### DATA IN THIS EXERCISE

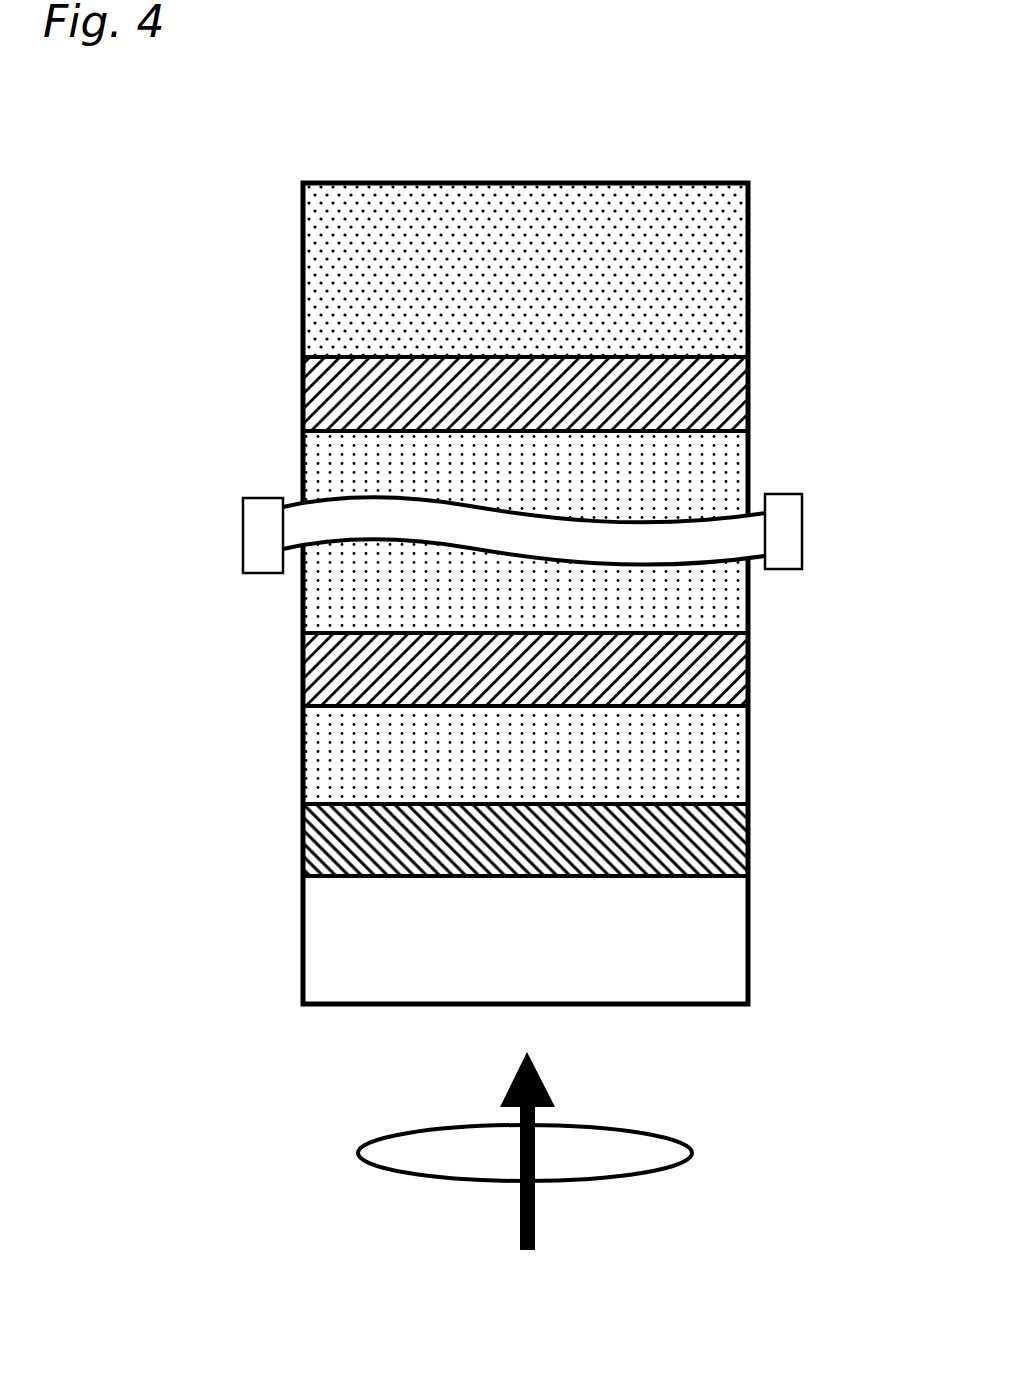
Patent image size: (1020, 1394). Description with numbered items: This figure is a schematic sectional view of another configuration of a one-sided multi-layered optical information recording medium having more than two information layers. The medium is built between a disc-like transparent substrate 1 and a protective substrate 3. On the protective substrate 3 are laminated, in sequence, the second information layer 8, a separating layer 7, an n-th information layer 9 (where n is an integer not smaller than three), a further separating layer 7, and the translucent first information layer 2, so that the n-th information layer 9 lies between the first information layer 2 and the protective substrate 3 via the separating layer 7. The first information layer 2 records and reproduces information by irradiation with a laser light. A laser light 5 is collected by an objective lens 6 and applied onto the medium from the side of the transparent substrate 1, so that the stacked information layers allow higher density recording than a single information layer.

The transparent substrate 1 is at (748, 930).
The first information layer 2 is at (748, 837).
The protective substrate 3 is at (748, 273).
The laser light 5 is at (535, 1213).
The objective lens 6 is at (692, 1149).
The separating layer 7 is at (748, 464).
The second information layer 8 is at (748, 665).
The n-th information layer 9 is at (748, 391).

### STATED PROBLEM
Return the text of the items above line for line, without any change, and leave the pictures out.

### PROBLEM SOLUTION
Patent image size: (1020, 1394). Description with numbered items: This figure is a schematic sectional view of another configuration of a one-sided multi-layered optical information recording medium having more than two information layers. The medium is built between a disc-like transparent substrate 1 and a protective substrate 3. On the protective substrate 3 are laminated, in sequence, the second information layer 8, a separating layer 7, an n-th information layer 9 (where n is an integer not smaller than three), a further separating layer 7, and the translucent first information layer 2, so that the n-th information layer 9 lies between the first information layer 2 and the protective substrate 3 via the separating layer 7. The first information layer 2 records and reproduces information by irradiation with a laser light. A laser light 5 is collected by an objective lens 6 and applied onto the medium from the side of the transparent substrate 1, so that the stacked information layers allow higher density recording than a single information layer.

The transparent substrate 1 is at (748, 930).
The first information layer 2 is at (748, 837).
The protective substrate 3 is at (748, 273).
The laser light 5 is at (535, 1213).
The objective lens 6 is at (692, 1149).
The separating layer 7 is at (748, 464).
The second information layer 8 is at (748, 665).
The n-th information layer 9 is at (748, 391).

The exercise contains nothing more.